Dataset items
■ ■ ■
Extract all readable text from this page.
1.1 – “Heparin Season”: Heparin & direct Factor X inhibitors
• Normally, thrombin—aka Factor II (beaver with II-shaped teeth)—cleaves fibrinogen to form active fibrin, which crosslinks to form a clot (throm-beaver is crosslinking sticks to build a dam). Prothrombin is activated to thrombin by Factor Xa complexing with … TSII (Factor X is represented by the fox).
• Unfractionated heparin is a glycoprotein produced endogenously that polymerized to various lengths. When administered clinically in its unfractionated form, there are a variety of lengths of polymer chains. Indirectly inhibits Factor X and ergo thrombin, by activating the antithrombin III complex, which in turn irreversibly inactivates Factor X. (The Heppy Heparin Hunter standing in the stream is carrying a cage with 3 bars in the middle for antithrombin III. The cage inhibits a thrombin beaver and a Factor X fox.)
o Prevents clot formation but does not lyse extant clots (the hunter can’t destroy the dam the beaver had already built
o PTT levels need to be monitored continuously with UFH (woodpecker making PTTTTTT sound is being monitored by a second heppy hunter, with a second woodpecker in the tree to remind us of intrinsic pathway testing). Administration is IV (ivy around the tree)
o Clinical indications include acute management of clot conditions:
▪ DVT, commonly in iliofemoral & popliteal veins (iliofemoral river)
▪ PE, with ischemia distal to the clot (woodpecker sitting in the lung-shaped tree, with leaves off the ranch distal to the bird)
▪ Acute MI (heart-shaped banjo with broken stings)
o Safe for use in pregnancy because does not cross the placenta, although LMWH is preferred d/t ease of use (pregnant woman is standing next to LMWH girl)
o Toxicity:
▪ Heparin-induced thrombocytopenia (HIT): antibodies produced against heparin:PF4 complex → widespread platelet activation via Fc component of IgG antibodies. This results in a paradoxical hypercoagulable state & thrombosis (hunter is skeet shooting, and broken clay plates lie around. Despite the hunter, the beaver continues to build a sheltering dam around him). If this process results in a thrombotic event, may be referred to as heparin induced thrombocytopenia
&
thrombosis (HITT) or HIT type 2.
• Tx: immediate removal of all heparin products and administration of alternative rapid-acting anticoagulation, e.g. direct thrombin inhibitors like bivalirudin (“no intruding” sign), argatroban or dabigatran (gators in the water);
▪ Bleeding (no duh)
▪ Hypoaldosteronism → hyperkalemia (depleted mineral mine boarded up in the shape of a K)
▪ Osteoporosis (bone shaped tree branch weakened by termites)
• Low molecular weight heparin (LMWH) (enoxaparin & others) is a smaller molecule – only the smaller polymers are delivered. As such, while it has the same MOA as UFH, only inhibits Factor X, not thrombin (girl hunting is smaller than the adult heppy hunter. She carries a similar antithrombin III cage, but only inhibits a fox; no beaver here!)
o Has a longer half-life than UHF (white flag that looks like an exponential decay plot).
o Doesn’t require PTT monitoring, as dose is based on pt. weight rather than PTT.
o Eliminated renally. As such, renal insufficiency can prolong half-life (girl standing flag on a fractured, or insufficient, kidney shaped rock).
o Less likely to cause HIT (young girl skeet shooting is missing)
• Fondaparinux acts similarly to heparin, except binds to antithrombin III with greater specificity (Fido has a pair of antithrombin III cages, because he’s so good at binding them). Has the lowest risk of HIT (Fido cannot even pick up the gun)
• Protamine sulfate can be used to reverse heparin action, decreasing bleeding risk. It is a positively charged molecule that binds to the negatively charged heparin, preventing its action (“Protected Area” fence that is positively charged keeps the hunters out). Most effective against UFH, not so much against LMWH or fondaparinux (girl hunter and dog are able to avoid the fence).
■ ■ ■
Exact output of every entry is required.

* **Answer below**
Extract all readable text from this page.
1.1 – “Heparin Season”: Heparin & direct Factor X inhibitors
• Normally, thrombin—aka Factor II (beaver with II-shaped teeth)—cleaves fibrinogen to form active fibrin, which crosslinks to form a clot (throm-beaver is crosslinking sticks to build a dam). Prothrombin is activated to thrombin by Factor Xa complexing with … TSII (Factor X is represented by the fox).
• Unfractionated heparin is a glycoprotein produced endogenously that polymerized to various lengths. When administered clinically in its unfractionated form, there are a variety of lengths of polymer chains. Indirectly inhibits Factor X and ergo thrombin, by activating the antithrombin III complex, which in turn irreversibly inactivates Factor X. (The Heppy Heparin Hunter standing in the stream is carrying a cage with 3 bars in the middle for antithrombin III. The cage inhibits a thrombin beaver and a Factor X fox.)
o Prevents clot formation but does not lyse extant clots (the hunter can’t destroy the dam the beaver had already built
o PTT levels need to be monitored continuously with UFH (woodpecker making PTTTTTT sound is being monitored by a second heppy hunter, with a second woodpecker in the tree to remind us of intrinsic pathway testing). Administration is IV (ivy around the tree)
o Clinical indications include acute management of clot conditions:
▪ DVT, commonly in iliofemoral & popliteal veins (iliofemoral river)
▪ PE, with ischemia distal to the clot (woodpecker sitting in the lung-shaped tree, with leaves off the ranch distal to the bird)
▪ Acute MI (heart-shaped banjo with broken stings)
o Safe for use in pregnancy because does not cross the placenta, although LMWH is preferred d/t ease of use (pregnant woman is standing next to LMWH girl)
o Toxicity:
▪ Heparin-induced thrombocytopenia (HIT): antibodies produced against heparin:PF4 complex → widespread platelet activation via Fc component of IgG antibodies. This results in a paradoxical hypercoagulable state & thrombosis (hunter is skeet shooting, and broken clay plates lie around. Despite the hunter, the beaver continues to build a sheltering dam around him). If this process results in a thrombotic event, may be referred to as heparin induced thrombocytopenia
&
thrombosis (HITT) or HIT type 2.
• Tx: immediate removal of all heparin products and administration of alternative rapid-acting anticoagulation, e.g. direct thrombin inhibitors like bivalirudin (“no intruding” sign), argatroban or dabigatran (gators in the water);
▪ Bleeding (no duh)
▪ Hypoaldosteronism → hyperkalemia (depleted mineral mine boarded up in the shape of a K)
▪ Osteoporosis (bone shaped tree branch weakened by termites)
• Low molecular weight heparin (LMWH) (enoxaparin & others) is a smaller molecule – only the smaller polymers are delivered. As such, while it has the same MOA as UFH, only inhibits Factor X, not thrombin (girl hunting is smaller than the adult heppy hunter. She carries a similar antithrombin III cage, but only inhibits a fox; no beaver here!)
o Has a longer half-life than UHF (white flag that looks like an exponential decay plot).
o Doesn’t require PTT monitoring, as dose is based on pt. weight rather than PTT.
o Eliminated renally. As such, renal insufficiency can prolong half-life (girl standing flag on a fractured, or insufficient, kidney shaped rock).
o Less likely to cause HIT (young girl skeet shooting is missing)
• Fondaparinux acts similarly to heparin, except binds to antithrombin III with greater specificity (Fido has a pair of antithrombin III cages, because he’s so good at binding them). Has the lowest risk of HIT (Fido cannot even pick up the gun)
• Protamine sulfate can be used to reverse heparin action, decreasing bleeding risk. It is a positively charged molecule that binds to the negatively charged heparin, preventing its action (“Protected Area” fence that is positively charged keeps the hunters out). Most effective against UFH, not so much against LMWH or fondaparinux (girl hunter and dog are able to avoid the fence).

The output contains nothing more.